■ **The task**
Check each line of the listing, and copy it if it contains the word "alternates".
---------- Task material
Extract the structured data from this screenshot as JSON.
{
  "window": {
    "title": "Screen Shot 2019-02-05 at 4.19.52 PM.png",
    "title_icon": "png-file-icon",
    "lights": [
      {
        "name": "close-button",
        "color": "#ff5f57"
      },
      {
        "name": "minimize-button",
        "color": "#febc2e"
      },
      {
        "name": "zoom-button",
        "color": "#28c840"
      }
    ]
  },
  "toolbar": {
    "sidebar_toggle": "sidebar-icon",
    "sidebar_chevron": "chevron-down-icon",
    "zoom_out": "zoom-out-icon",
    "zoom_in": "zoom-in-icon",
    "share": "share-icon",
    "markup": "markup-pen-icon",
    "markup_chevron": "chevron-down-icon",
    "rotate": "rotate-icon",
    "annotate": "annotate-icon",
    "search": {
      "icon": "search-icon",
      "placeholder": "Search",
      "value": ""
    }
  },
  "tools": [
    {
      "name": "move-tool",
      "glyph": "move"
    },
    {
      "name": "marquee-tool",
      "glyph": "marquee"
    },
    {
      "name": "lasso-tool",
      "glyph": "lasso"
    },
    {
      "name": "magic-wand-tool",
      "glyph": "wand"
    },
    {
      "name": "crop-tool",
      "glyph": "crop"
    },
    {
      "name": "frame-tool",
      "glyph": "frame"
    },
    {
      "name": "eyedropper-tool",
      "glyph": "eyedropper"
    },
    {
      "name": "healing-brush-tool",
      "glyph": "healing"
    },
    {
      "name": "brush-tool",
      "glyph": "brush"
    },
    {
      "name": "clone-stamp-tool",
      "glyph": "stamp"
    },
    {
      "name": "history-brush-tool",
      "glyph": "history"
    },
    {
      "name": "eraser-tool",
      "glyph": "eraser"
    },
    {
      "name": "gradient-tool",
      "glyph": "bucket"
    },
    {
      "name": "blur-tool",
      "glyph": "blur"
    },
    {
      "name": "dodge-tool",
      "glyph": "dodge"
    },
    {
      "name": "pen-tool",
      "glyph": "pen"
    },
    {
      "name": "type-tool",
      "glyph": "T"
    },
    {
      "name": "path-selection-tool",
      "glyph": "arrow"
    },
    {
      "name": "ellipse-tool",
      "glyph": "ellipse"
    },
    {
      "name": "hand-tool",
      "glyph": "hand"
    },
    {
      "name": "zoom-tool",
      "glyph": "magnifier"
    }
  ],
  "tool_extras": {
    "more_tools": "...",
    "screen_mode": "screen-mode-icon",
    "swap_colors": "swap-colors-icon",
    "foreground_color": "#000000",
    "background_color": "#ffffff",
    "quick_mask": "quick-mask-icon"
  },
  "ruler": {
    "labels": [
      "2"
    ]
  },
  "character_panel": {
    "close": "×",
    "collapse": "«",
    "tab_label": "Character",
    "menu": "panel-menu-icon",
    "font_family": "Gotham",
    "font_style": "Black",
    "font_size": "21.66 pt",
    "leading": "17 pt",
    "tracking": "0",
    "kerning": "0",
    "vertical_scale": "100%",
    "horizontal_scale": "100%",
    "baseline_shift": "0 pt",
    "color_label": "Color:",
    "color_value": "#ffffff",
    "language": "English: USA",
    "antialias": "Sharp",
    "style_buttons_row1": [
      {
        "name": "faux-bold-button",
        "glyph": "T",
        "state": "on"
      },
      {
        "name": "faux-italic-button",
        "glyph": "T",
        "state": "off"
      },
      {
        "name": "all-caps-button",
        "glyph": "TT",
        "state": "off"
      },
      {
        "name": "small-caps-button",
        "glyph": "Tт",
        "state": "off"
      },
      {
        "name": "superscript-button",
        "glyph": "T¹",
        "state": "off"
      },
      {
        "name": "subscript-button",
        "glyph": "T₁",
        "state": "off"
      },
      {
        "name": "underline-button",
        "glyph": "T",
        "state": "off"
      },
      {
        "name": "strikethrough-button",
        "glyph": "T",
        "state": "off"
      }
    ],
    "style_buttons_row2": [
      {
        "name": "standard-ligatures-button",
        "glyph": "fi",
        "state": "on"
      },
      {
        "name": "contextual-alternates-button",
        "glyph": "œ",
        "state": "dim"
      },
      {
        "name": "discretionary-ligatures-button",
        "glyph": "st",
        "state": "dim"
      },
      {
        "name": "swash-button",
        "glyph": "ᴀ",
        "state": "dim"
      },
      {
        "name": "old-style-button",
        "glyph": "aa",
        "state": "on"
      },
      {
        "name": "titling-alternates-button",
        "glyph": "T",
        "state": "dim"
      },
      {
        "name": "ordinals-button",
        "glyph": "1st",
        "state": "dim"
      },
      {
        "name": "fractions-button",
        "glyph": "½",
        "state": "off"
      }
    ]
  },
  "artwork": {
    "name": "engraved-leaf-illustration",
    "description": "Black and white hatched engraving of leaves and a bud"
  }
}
--------------------
■ **Written response**
        "name": "contextual-alternates-button",
        "name": "titling-alternates-button",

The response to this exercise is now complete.